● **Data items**
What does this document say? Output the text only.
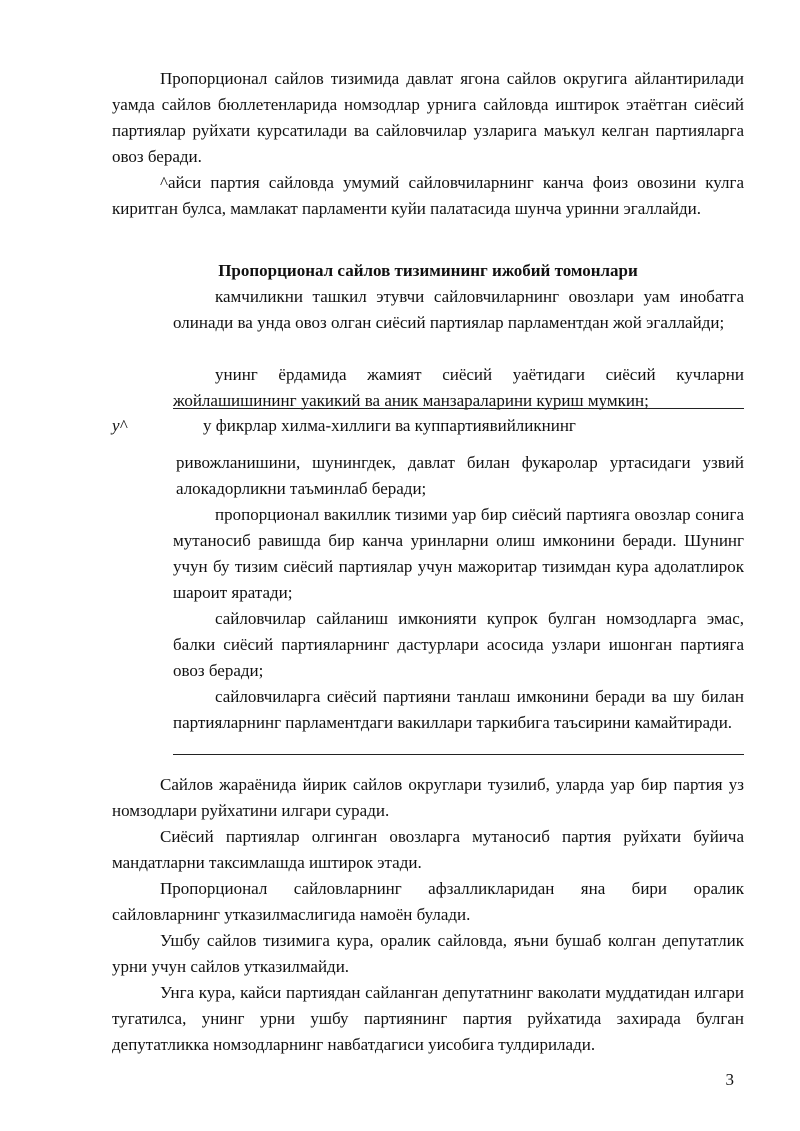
Пропорционал сайлов тизимида давлат ягона сайлов округига айлантирилади уамда сайлов бюллетенларида номзодлар урнига сайловда иштирок этаётган сиёсий партиялар руйхати курсатилади ва сайловчилар узларига маъкул келган партияларга овоз беради.

^айси партия сайловда умумий сайловчиларнинг канча фоиз овозини кулга киритган булса, мамлакат парламенти куйи палатасида шунча уринни эгаллайди.

Пропорционал сайлов тизимининг ижобий томонлари

камчиликни ташкил этувчи сайловчиларнинг овозлари уам инобатга олинади ва унда овоз олган сиёсий партиялар парламентдан жой эгаллайди;

унинг ёрдамида жамият сиёсий уаётидаги сиёсий кучларни жойлашишининг уакикий ва аник манзараларини куриш мумкин;

у^	у фикрлар хилма-хиллиги ва куппартиявийликнинг

ривожланишини, шунингдек, давлат билан фукаролар уртасидаги узвий алокадорликни таъминлаб беради;

пропорционал вакиллик тизими уар бир сиёсий партияга овозлар сонига мутаносиб равишда бир канча уринларни олиш имконини беради. Шунинг учун бу тизим сиёсий партиялар учун мажоритар тизимдан кура адолатлирок шароит яратади;

сайловчилар сайланиш имконияти купрок булган номзодларга эмас, балки сиёсий партияларнинг дастурлари асосида узлари ишонган партияга овоз беради;

сайловчиларга сиёсий партияни танлаш имконини беради ва шу билан партияларнинг парламентдаги вакиллари таркибига таъсирини камайтиради.

Сайлов жараёнида йирик сайлов округлари тузилиб, уларда уар бир партия уз номзодлари руйхатини илгари суради.

Сиёсий партиялар олгинган овозларга мутаносиб партия руйхати буйича мандатларни таксимлашда иштирок этади.

Пропорционал сайловларнинг афзалликларидан яна бири оралик сайловларнинг утказилмаслигида намоён булади.

Ушбу сайлов тизимига кура, оралик сайловда, яъни бушаб колган депутатлик урни учун сайлов утказилмайди.

Унга кура, кайси партиядан сайланган депутатнинг ваколати муддатидан илгари тугатилса, унинг урни ушбу партиянинг партия руйхатида захирада булган депутатликка номзодларнинг навбатдагиси уисобига тулдирилади.

3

● **Short exercise**
Pick every line with "беради" in it and copy it.

● **The reply**
Пропорционал сайлов тизимида давлат ягона сайлов округига айлантирилади уамда сайлов бюллетенларида номзодлар урнига сайловда иштирок этаётган сиёсий партиялар руйхати курсатилади ва сайловчилар узларига маъкул келган партияларга овоз беради.
ривожланишини, шунингдек, давлат билан фукаролар уртасидаги узвий алокадорликни таъминлаб беради;
пропорционал вакиллик тизими уар бир сиёсий партияга овозлар сонига мутаносиб равишда бир канча уринларни олиш имконини беради. Шунинг учун бу тизим сиёсий партиялар учун мажоритар тизимдан кура адолатлирок шароит яратади;
сайловчилар сайланиш имконияти купрок булган номзодларга эмас, балки сиёсий партияларнинг дастурлари асосида узлари ишонган партияга овоз беради;
сайловчиларга сиёсий партияни танлаш имконини беради ва шу билан партияларнинг парламентдаги вакиллари таркибига таъсирини камайтиради.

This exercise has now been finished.